Stored rows
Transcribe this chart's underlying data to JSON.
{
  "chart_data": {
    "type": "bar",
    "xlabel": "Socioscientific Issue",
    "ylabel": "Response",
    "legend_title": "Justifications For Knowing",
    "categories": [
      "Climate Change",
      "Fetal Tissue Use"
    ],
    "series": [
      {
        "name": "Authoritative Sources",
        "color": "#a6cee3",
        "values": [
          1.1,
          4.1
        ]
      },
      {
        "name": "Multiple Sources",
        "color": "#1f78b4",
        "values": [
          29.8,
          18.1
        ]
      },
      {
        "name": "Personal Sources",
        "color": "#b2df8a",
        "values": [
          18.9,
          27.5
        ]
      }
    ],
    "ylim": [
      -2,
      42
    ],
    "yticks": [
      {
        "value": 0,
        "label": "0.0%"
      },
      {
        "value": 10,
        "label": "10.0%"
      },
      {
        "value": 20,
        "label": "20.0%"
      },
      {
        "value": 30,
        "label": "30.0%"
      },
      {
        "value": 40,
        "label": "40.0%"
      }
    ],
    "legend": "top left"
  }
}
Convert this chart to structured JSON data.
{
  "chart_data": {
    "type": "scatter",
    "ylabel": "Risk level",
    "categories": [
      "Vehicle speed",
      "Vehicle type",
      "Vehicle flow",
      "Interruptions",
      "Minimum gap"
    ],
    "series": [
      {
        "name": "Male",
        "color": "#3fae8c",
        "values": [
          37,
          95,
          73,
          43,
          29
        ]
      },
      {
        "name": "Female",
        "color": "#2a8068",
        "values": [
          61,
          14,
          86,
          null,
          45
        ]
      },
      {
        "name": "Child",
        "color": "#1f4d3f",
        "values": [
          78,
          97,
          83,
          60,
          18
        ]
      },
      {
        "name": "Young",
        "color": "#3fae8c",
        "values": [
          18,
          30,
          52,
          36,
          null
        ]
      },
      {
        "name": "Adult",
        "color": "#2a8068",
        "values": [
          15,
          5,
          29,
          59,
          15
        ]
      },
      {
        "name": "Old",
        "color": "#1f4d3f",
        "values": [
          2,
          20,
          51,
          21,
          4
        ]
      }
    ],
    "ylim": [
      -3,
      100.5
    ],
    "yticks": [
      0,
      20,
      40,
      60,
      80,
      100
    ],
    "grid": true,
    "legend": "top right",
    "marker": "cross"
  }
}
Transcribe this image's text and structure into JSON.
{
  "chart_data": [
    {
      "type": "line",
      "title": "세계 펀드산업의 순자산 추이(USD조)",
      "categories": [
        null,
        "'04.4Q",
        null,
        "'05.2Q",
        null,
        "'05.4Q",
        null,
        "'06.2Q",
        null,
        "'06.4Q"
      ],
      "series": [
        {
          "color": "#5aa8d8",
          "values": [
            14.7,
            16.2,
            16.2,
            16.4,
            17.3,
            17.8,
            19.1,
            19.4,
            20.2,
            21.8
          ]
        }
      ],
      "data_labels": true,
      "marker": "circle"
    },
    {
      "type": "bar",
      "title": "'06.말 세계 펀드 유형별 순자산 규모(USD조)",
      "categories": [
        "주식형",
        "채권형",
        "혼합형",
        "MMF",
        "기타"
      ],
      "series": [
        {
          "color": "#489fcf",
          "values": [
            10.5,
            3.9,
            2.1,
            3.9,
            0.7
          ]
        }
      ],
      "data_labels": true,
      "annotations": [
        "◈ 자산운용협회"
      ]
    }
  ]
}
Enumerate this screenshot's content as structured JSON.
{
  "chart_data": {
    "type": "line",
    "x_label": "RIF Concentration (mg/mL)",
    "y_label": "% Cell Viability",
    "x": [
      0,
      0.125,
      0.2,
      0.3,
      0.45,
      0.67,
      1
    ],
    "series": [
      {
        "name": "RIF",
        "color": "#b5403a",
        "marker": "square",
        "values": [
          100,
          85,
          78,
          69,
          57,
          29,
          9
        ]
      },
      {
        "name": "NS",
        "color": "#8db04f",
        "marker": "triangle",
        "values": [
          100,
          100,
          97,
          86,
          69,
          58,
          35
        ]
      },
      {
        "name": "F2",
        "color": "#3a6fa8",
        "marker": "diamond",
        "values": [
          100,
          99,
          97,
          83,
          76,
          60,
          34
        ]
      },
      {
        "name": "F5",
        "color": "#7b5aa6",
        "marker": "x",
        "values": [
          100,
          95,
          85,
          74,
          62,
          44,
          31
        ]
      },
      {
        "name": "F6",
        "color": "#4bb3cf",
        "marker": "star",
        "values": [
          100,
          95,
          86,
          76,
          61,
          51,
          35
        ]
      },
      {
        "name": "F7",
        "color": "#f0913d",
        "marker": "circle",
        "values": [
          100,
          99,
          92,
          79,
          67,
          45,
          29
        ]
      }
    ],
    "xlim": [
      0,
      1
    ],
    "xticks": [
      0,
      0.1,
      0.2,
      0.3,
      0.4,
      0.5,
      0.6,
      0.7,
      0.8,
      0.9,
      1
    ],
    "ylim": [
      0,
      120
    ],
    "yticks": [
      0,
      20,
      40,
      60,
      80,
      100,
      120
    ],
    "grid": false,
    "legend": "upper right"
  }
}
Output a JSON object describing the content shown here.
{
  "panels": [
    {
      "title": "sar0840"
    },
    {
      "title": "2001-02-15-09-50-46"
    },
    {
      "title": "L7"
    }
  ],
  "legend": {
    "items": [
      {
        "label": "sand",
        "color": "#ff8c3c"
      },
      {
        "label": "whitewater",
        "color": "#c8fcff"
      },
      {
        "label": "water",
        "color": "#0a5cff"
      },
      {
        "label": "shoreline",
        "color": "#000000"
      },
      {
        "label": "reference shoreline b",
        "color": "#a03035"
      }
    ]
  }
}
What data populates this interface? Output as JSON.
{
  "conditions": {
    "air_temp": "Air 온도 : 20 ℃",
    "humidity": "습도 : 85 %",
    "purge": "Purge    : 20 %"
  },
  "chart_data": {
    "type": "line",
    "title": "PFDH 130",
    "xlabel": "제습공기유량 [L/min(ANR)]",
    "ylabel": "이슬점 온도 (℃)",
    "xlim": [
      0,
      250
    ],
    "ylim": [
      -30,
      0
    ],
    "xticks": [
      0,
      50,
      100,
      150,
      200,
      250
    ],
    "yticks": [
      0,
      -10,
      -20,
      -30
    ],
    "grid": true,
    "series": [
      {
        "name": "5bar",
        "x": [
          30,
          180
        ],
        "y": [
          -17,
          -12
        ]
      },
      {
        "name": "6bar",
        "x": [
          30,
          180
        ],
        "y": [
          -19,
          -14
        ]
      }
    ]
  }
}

What is expected
From the entries, copy out each line containing the word "Transcribe".

Exercise solution
Transcribe this chart's underlying data to JSON.
Transcribe this image's text and structure into JSON.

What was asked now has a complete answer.